Chart and figure data:
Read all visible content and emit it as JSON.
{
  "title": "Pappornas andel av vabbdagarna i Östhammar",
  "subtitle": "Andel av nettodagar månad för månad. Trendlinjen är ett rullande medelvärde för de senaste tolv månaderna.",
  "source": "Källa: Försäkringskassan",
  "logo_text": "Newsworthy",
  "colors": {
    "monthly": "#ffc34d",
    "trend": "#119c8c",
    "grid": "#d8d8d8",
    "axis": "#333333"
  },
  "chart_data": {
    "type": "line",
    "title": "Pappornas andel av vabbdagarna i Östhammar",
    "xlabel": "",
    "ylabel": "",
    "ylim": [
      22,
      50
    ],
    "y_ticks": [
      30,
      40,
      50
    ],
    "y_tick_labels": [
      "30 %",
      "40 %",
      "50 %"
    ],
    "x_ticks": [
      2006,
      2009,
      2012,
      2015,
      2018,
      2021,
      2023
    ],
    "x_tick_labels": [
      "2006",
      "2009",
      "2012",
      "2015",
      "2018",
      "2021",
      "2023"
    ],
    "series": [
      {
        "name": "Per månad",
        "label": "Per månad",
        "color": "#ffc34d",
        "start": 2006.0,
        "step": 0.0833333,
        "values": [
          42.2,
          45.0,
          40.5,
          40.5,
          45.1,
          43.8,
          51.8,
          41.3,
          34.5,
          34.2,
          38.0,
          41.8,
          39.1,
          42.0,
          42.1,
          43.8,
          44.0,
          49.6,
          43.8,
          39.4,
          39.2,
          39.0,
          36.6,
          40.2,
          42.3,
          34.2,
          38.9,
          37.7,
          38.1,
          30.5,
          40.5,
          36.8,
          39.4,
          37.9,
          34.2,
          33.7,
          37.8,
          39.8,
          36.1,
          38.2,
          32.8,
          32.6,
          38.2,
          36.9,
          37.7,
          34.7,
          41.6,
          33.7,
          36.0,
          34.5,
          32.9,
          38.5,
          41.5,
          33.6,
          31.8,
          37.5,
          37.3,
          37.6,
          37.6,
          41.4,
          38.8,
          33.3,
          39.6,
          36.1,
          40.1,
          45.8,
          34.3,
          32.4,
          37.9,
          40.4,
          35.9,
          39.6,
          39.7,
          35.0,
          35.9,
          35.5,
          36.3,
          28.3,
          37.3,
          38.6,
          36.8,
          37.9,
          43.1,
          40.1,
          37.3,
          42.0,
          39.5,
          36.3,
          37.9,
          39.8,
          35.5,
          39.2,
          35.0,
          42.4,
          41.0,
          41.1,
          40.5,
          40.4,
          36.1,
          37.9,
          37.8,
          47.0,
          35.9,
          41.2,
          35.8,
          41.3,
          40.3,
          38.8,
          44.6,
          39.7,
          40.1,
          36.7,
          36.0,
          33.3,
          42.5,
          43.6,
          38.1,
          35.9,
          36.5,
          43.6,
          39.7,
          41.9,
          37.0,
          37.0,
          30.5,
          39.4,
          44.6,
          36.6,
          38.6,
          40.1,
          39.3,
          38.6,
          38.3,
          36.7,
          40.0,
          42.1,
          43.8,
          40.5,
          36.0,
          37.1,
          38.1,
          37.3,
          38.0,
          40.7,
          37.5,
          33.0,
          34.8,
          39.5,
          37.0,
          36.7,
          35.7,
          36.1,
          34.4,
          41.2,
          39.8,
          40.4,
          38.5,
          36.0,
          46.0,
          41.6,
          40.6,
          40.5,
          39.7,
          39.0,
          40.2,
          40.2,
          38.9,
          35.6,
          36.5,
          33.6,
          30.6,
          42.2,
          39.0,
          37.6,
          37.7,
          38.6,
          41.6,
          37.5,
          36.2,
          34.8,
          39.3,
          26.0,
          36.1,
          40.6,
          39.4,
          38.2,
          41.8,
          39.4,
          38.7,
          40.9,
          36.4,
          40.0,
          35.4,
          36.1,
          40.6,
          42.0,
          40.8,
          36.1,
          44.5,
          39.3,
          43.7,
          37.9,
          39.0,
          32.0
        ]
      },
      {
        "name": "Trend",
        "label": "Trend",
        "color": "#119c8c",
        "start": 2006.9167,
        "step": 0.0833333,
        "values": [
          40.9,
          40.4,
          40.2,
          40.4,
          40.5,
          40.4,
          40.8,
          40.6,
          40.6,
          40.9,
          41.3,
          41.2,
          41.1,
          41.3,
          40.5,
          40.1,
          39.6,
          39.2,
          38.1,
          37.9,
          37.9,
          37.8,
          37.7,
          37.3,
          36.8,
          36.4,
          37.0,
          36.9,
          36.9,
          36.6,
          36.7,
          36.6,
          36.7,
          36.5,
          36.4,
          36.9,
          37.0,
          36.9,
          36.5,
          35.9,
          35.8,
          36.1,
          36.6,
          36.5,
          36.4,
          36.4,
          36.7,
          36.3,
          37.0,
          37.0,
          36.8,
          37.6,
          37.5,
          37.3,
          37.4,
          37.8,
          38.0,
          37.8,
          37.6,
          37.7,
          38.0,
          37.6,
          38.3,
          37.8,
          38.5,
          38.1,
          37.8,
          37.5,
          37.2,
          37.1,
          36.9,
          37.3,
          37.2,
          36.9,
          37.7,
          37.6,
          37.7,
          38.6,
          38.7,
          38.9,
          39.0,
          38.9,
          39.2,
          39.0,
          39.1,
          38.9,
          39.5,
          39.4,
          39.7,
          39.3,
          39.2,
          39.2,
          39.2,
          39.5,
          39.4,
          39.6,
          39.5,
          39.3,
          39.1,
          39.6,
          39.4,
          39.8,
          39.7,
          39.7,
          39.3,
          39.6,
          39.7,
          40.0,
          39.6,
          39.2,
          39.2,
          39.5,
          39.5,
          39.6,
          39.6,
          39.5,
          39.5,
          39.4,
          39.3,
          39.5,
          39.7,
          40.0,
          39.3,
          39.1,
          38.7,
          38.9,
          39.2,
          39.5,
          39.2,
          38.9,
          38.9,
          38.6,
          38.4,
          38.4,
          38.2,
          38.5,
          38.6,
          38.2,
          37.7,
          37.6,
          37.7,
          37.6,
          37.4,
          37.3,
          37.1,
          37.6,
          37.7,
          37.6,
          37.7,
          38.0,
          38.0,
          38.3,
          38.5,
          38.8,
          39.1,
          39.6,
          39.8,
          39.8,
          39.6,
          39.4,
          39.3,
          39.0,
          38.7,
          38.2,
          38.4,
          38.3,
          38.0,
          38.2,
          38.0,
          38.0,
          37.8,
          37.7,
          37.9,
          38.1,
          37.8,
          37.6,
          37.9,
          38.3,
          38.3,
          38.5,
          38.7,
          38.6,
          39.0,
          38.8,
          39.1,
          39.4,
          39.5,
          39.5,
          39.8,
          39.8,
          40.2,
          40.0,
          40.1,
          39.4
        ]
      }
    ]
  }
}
...
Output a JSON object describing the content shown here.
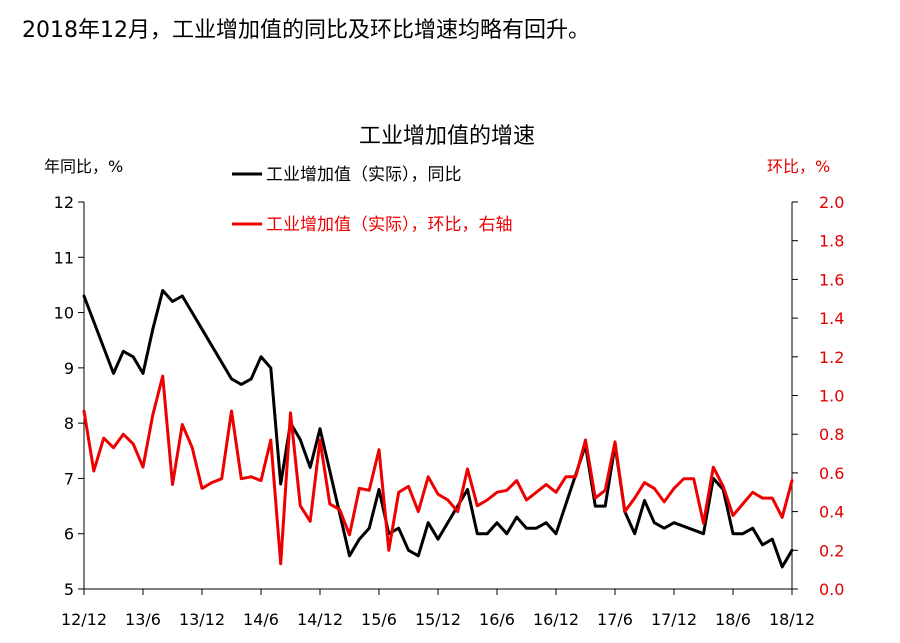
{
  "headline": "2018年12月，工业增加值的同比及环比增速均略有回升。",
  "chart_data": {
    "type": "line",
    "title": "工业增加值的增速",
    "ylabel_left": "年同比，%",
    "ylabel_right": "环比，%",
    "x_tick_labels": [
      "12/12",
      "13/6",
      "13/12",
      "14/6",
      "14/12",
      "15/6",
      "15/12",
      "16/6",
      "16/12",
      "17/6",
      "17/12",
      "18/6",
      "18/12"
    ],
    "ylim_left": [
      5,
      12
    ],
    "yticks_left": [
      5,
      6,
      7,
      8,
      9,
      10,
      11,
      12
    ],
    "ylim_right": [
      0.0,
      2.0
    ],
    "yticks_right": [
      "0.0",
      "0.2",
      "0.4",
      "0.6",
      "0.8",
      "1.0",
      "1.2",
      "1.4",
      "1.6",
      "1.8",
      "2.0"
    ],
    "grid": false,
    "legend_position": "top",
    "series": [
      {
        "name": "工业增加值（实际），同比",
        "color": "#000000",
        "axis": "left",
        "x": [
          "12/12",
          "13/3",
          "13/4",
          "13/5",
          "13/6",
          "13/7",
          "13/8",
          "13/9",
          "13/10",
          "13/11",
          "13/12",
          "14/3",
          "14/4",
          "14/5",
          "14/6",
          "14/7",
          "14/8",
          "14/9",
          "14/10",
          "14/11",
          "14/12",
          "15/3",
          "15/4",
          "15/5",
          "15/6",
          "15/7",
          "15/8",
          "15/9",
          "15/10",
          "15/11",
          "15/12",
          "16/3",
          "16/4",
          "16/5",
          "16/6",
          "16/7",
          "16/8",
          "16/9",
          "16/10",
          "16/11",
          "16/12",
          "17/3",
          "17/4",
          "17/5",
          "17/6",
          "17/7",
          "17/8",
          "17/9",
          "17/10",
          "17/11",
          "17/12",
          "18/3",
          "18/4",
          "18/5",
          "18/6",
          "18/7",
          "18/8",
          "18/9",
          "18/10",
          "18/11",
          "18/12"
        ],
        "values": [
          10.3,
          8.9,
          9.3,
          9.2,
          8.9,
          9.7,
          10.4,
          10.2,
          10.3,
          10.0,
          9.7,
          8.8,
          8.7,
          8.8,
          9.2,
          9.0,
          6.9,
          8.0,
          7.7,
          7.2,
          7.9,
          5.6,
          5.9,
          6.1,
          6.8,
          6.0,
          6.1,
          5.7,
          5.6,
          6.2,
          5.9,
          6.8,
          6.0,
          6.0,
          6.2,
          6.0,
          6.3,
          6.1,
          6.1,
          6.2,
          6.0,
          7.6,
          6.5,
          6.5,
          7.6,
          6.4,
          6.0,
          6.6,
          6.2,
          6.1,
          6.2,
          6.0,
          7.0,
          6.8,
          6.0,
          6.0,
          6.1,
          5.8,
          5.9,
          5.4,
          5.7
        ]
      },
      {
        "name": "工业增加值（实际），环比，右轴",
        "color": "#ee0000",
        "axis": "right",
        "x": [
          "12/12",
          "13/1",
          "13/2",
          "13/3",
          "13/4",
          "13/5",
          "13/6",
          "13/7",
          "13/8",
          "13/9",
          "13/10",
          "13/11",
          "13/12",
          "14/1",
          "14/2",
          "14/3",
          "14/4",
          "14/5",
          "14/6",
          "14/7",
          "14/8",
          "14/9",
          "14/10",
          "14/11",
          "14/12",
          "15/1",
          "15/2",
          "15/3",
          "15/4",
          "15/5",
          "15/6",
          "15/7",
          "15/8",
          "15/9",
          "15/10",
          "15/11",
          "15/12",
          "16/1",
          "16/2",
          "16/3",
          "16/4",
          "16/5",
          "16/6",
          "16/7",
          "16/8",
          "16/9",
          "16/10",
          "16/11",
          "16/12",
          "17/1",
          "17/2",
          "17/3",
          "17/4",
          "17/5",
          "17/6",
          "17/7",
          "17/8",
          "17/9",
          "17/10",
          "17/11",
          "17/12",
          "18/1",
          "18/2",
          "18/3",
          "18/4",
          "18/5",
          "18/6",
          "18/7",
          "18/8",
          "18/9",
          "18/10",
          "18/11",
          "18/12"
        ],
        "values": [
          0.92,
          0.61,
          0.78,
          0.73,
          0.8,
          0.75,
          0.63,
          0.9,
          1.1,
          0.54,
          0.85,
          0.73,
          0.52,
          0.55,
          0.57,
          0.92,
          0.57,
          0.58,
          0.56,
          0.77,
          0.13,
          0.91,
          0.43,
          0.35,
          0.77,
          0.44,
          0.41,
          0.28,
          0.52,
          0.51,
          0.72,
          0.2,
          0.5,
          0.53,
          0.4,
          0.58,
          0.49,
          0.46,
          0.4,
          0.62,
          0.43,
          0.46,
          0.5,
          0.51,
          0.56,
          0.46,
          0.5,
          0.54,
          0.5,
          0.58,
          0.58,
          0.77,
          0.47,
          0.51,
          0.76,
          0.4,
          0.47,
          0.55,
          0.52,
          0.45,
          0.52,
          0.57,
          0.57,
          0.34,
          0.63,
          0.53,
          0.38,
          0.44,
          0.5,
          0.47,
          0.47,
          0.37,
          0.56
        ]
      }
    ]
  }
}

Instructions for the task: Gather each line in the data that holds the string "månad".

Task result:
  "subtitle": "Andel av nettodagar månad för månad. Trendlinjen är ett rullande medelvärde för de senaste tolv månaderna.",
        "name": "Per månad",
        "label": "Per månad",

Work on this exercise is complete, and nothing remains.